PROMPT:
In the entries below, find the lines that contain the word "Simply" and copy them.

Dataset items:
----
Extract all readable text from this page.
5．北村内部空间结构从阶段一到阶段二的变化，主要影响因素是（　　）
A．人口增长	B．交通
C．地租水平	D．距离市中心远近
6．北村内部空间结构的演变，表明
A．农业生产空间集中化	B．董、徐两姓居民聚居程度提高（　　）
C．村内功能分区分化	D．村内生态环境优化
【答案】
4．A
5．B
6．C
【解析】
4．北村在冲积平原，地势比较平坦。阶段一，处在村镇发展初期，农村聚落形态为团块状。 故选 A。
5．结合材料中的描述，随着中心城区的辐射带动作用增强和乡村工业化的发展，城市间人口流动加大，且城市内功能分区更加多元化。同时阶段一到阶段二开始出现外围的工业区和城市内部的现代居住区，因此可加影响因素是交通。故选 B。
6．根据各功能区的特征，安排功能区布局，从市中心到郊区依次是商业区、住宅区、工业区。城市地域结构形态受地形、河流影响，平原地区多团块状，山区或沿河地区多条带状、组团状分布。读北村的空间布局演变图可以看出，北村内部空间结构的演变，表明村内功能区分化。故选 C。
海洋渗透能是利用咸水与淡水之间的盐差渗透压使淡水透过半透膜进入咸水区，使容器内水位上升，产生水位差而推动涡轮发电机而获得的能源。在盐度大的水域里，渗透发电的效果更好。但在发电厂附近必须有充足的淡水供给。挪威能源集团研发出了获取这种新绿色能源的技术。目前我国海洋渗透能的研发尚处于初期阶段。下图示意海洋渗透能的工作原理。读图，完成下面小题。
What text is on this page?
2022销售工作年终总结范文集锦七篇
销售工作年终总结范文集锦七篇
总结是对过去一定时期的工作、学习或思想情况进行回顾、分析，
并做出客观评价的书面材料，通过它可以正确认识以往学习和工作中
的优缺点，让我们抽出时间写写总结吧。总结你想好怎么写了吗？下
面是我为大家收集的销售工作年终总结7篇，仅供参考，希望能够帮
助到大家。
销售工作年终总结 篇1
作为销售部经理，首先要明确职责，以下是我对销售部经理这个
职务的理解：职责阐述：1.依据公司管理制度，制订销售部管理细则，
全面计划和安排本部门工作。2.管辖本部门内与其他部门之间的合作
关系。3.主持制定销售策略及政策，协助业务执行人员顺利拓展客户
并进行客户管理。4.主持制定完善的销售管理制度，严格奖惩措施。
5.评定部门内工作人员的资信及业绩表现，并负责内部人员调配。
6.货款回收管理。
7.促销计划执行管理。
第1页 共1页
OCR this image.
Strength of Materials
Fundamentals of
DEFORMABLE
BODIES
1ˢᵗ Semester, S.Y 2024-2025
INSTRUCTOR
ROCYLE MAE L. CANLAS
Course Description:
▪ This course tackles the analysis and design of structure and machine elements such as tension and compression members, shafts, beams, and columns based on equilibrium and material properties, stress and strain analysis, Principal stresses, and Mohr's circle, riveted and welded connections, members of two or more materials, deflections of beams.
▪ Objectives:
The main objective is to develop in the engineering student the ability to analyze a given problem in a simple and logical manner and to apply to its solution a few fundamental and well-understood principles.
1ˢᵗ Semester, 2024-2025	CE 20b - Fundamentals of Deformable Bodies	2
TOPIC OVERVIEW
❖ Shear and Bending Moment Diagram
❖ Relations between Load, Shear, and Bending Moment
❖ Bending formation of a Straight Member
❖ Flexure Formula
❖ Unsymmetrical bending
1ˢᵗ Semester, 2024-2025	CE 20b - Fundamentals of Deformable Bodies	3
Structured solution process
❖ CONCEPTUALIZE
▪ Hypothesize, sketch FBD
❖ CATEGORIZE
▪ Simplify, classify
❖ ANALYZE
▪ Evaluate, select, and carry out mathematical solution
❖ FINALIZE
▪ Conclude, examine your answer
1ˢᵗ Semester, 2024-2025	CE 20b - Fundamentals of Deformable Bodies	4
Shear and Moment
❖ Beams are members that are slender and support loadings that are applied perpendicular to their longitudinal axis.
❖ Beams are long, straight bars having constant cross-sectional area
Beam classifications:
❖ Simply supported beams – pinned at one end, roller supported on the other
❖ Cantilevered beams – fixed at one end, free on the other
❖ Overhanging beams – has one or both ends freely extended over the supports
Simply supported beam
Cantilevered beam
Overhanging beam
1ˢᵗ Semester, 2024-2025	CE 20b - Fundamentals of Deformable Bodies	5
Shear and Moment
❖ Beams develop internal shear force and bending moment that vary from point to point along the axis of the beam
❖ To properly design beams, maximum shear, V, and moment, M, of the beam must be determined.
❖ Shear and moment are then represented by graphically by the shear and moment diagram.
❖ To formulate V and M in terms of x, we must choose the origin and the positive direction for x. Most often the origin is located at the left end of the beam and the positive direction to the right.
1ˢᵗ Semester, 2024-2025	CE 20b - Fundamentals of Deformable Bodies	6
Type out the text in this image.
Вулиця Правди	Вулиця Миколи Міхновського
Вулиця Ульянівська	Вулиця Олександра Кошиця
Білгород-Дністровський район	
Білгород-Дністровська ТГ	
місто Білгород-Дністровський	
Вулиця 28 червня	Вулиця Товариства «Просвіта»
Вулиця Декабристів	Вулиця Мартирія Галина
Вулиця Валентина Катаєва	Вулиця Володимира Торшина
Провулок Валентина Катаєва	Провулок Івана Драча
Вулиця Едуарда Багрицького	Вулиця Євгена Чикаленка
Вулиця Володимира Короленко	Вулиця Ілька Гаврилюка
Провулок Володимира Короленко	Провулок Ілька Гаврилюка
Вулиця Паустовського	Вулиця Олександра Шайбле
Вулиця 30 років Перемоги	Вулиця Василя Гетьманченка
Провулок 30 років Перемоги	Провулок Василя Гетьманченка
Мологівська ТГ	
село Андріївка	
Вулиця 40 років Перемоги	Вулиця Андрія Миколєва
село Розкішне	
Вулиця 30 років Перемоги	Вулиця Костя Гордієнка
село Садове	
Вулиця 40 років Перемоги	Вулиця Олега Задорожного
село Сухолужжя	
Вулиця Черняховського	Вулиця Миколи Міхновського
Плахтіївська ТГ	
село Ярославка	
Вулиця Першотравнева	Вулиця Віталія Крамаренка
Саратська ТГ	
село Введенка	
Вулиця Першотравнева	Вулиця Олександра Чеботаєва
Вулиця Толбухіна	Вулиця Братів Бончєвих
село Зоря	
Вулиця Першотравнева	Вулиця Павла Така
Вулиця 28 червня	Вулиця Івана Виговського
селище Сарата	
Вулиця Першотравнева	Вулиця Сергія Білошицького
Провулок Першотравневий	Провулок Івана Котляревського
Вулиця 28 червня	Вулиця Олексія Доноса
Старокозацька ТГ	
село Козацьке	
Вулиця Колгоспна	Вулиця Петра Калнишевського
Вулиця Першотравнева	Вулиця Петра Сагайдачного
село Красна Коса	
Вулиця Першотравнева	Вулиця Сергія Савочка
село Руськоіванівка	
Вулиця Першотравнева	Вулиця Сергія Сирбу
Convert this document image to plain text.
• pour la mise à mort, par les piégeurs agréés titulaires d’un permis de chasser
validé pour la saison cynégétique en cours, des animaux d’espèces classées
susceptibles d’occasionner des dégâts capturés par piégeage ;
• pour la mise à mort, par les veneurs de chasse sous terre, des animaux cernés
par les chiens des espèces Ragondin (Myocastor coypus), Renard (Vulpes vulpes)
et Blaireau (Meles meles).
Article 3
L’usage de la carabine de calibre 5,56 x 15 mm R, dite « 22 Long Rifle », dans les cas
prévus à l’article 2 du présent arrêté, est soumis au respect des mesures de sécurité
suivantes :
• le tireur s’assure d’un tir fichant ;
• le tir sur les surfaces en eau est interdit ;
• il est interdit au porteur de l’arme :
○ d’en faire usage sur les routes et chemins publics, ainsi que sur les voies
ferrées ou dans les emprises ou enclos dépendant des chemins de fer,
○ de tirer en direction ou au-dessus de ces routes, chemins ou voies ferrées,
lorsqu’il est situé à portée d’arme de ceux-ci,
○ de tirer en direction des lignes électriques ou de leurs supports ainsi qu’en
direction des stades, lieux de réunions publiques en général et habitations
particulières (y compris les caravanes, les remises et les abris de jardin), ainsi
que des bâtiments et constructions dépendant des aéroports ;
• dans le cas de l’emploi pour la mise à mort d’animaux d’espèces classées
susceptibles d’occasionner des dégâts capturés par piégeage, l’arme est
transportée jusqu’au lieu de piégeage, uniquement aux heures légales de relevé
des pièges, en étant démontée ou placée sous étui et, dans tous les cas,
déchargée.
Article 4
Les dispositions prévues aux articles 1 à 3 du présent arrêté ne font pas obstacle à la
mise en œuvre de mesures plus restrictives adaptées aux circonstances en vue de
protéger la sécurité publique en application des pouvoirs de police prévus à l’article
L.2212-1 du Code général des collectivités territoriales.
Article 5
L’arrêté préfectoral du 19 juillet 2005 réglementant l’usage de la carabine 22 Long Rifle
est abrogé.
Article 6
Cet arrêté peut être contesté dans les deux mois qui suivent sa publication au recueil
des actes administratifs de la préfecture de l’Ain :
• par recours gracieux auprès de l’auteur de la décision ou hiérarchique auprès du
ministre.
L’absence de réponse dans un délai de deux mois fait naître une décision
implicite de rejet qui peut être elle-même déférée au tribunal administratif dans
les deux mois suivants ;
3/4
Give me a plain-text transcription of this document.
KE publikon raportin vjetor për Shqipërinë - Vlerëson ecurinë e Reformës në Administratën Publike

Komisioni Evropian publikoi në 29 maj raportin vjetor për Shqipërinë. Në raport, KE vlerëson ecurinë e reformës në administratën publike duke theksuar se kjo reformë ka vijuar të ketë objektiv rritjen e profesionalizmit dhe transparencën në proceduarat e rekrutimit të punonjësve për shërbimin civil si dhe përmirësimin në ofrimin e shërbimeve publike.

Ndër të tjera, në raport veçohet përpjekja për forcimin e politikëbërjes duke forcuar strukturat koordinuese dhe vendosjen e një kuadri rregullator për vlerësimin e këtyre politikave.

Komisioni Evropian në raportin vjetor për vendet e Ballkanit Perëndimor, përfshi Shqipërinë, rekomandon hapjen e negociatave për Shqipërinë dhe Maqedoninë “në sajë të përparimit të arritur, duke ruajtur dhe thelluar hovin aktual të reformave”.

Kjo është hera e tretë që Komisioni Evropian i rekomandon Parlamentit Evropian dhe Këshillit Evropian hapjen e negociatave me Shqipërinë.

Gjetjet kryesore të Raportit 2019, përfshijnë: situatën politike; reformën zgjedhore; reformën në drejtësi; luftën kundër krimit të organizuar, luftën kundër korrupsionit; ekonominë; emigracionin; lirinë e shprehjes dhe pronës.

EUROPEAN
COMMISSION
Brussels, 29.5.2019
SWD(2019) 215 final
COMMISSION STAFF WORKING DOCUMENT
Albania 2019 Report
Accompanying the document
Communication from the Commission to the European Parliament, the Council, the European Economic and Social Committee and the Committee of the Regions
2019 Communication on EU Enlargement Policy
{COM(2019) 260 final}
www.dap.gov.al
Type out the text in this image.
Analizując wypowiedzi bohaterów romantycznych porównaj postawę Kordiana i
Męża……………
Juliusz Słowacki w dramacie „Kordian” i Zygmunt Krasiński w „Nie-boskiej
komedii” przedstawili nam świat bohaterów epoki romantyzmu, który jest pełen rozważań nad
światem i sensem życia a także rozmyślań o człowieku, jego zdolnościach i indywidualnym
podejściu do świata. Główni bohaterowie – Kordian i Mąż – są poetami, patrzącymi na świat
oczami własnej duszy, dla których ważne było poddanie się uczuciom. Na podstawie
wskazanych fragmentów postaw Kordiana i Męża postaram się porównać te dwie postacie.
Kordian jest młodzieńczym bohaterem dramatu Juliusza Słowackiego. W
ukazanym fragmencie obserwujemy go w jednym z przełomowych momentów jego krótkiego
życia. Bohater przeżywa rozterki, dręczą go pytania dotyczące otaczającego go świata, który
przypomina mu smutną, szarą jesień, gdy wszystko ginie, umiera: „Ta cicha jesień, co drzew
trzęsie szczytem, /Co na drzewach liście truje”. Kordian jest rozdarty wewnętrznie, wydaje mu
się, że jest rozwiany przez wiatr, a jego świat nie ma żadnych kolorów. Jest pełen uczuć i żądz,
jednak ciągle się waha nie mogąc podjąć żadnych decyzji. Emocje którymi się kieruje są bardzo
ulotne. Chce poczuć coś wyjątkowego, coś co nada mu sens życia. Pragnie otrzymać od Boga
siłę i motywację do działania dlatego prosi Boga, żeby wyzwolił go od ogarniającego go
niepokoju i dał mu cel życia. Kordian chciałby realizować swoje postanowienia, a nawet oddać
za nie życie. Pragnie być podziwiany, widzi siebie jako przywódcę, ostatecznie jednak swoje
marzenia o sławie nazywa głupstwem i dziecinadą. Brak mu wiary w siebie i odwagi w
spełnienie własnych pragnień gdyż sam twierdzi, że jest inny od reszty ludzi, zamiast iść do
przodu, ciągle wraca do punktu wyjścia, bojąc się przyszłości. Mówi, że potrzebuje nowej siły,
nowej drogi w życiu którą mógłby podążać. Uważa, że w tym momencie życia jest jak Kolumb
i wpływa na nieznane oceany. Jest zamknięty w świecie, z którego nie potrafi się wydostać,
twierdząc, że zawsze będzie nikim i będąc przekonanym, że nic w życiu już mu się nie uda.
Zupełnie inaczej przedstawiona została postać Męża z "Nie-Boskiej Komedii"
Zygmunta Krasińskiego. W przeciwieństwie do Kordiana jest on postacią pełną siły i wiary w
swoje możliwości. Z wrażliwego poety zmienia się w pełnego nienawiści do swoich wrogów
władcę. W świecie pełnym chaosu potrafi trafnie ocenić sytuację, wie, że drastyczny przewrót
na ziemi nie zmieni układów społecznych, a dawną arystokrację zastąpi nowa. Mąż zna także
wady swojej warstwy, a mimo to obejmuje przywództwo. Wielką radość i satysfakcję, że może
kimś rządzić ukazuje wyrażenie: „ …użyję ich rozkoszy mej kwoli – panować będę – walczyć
----
TASK RESULT:
❖ Simply supported beams – pinned at one end, roller supported on the other
Simply supported beam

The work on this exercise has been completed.